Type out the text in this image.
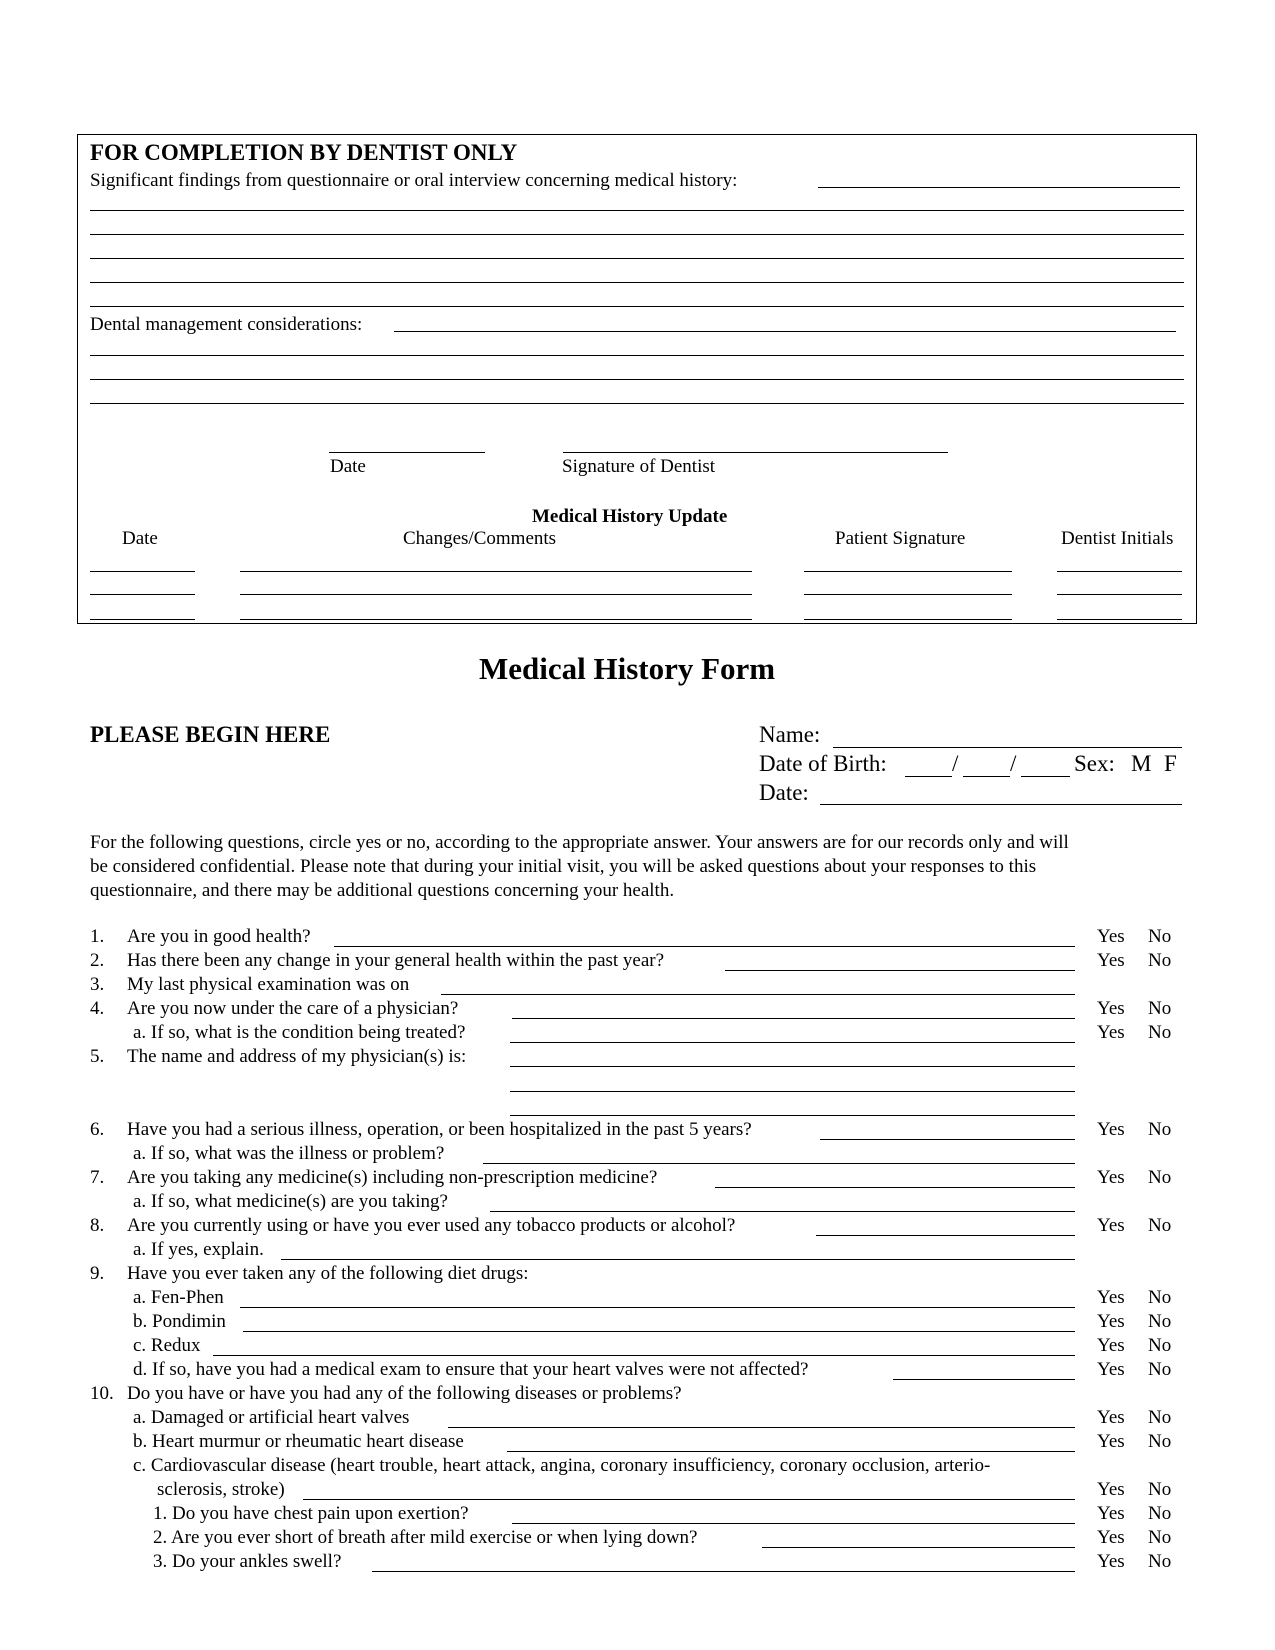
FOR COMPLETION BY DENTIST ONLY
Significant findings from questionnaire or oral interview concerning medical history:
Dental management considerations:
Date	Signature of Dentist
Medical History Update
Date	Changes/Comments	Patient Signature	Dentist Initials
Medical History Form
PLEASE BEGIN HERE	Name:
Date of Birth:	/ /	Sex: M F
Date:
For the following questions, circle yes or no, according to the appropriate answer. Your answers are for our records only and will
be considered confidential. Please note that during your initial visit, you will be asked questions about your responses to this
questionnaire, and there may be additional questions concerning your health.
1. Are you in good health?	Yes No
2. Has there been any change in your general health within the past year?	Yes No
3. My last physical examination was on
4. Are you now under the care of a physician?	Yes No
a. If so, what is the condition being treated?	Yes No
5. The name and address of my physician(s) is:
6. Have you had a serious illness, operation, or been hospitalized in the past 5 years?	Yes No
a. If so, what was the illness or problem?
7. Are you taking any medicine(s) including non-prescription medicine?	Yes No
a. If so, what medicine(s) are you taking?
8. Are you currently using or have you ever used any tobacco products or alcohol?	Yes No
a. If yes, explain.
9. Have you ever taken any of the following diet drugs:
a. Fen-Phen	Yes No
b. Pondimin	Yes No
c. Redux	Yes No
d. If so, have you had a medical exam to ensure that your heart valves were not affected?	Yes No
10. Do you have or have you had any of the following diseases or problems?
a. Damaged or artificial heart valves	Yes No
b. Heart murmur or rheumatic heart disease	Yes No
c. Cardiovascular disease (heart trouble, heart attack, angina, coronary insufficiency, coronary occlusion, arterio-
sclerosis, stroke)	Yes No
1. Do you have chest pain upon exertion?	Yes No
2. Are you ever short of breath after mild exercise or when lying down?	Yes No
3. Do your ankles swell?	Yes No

========================

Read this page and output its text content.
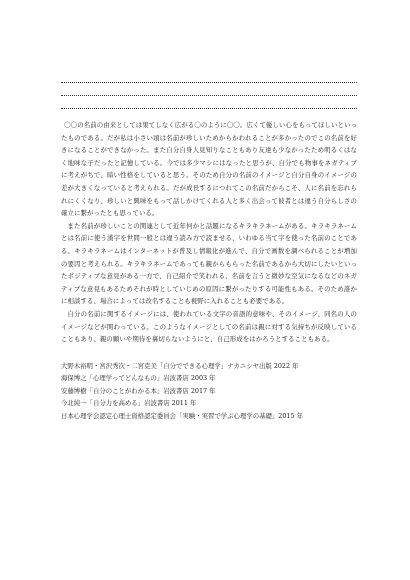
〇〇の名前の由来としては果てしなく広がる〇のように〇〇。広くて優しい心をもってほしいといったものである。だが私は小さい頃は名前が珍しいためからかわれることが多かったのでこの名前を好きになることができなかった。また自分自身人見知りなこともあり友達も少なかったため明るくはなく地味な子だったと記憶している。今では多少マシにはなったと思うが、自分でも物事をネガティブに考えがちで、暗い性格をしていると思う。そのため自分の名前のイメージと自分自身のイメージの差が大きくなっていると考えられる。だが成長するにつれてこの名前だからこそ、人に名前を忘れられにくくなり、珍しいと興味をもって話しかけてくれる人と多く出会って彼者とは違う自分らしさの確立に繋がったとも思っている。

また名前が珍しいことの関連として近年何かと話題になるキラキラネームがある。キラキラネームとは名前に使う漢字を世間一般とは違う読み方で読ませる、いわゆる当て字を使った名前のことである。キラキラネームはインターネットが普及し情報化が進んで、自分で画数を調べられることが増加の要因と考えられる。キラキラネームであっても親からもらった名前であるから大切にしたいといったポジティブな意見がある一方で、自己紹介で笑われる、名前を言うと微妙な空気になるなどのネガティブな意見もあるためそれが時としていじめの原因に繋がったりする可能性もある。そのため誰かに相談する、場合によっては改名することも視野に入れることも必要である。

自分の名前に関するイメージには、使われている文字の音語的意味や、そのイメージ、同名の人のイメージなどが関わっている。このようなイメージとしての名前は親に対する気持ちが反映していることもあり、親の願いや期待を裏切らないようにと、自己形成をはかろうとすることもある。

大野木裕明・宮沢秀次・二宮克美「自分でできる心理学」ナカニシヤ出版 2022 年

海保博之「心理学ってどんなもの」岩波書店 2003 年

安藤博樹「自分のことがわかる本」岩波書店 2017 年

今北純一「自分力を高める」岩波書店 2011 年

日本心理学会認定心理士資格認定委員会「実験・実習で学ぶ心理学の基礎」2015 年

========================

How many lines of the records contain the string "past"? Respond with the number alone.

IN RESPONSE> 2